TASK TO CARRY OUT. Go through the data below. List every line that holds the word "text".

Records from a data collection
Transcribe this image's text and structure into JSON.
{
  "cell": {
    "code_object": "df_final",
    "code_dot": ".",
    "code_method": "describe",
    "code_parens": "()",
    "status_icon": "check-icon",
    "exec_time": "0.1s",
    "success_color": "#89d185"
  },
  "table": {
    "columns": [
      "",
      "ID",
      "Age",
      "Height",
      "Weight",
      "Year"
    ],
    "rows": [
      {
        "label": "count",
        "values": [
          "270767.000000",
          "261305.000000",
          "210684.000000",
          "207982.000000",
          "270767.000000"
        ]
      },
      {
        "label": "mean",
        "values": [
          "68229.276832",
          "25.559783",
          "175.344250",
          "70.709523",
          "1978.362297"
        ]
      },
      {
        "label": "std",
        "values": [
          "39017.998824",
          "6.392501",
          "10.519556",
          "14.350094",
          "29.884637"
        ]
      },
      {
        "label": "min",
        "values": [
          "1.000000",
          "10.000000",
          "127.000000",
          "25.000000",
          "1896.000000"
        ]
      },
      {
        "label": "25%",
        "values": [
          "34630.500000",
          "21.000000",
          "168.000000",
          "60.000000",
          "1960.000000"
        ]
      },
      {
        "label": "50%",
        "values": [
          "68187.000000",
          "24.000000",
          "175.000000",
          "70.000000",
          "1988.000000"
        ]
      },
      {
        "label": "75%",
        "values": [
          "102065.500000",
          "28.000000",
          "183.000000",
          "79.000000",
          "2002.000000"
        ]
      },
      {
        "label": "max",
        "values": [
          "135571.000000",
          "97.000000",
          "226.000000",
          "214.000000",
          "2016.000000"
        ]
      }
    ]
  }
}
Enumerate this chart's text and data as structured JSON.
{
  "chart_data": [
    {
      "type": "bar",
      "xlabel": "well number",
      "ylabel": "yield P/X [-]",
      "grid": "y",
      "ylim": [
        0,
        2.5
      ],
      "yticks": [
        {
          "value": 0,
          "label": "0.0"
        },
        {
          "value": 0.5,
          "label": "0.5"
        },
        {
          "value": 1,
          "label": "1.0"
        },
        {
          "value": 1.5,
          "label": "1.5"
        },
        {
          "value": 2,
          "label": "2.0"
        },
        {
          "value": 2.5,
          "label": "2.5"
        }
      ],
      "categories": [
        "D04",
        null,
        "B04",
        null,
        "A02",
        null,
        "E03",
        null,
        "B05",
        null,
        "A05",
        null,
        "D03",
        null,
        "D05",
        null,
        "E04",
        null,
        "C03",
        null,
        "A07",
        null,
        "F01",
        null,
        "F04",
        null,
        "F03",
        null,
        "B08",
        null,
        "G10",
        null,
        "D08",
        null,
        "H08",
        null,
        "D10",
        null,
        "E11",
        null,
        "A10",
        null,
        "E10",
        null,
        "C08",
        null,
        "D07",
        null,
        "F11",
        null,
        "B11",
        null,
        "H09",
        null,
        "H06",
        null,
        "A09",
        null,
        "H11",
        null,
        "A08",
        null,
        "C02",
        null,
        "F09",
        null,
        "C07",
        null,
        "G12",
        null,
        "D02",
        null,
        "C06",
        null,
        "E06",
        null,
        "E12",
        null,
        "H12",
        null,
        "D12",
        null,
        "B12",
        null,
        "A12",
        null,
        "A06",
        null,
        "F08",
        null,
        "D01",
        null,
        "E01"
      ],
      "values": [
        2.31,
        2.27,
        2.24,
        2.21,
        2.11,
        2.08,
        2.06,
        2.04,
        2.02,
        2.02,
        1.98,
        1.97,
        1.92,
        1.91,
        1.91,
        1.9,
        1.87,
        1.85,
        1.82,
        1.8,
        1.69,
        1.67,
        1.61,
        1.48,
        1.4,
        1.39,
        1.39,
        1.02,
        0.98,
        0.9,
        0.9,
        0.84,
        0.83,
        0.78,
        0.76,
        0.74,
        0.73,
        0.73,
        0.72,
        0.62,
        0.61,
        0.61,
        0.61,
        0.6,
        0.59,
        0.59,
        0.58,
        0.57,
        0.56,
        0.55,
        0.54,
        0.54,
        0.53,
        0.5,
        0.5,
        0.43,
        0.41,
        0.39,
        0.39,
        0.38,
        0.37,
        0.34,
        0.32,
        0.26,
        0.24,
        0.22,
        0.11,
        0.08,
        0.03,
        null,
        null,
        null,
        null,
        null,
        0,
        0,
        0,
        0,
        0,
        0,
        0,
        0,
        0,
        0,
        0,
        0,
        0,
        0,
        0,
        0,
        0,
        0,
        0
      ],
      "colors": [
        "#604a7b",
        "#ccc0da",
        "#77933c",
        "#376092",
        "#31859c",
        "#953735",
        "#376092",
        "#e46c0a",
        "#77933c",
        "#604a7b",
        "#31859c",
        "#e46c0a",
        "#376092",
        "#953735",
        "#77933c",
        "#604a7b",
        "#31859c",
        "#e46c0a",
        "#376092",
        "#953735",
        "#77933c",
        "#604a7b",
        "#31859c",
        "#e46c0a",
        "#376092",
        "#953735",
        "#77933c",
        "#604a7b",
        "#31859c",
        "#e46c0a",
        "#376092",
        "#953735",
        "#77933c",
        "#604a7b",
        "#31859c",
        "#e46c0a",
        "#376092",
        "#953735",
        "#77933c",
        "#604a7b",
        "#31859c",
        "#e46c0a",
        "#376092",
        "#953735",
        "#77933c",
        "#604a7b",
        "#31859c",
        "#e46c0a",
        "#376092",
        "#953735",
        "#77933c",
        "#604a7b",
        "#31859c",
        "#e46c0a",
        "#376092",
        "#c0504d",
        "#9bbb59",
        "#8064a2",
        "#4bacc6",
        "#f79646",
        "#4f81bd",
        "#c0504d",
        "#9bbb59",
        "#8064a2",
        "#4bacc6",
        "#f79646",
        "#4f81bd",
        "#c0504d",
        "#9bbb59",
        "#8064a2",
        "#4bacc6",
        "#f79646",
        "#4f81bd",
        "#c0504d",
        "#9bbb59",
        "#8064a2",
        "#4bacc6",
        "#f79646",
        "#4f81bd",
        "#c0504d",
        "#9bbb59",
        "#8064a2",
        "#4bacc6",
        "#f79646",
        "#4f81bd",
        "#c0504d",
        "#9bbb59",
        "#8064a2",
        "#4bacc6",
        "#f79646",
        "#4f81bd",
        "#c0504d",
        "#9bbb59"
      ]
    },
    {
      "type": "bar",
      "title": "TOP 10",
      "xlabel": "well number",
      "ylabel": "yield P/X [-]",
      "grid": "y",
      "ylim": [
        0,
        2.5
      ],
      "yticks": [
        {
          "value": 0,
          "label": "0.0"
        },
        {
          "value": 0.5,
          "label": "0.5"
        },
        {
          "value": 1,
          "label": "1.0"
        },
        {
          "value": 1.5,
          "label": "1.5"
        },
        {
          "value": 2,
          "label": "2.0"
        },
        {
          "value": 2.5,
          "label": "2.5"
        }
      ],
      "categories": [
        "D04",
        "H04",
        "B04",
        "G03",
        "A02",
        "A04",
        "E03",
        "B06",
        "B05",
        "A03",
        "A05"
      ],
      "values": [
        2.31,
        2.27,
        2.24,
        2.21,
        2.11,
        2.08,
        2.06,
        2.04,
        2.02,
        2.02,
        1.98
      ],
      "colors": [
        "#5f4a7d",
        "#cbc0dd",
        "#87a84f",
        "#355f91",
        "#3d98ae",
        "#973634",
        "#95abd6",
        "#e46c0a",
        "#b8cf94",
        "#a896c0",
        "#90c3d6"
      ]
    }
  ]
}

OUTPUT OF THE TASK.
Transcribe this image's text and structure into JSON.
Enumerate this chart's text and data as structured JSON.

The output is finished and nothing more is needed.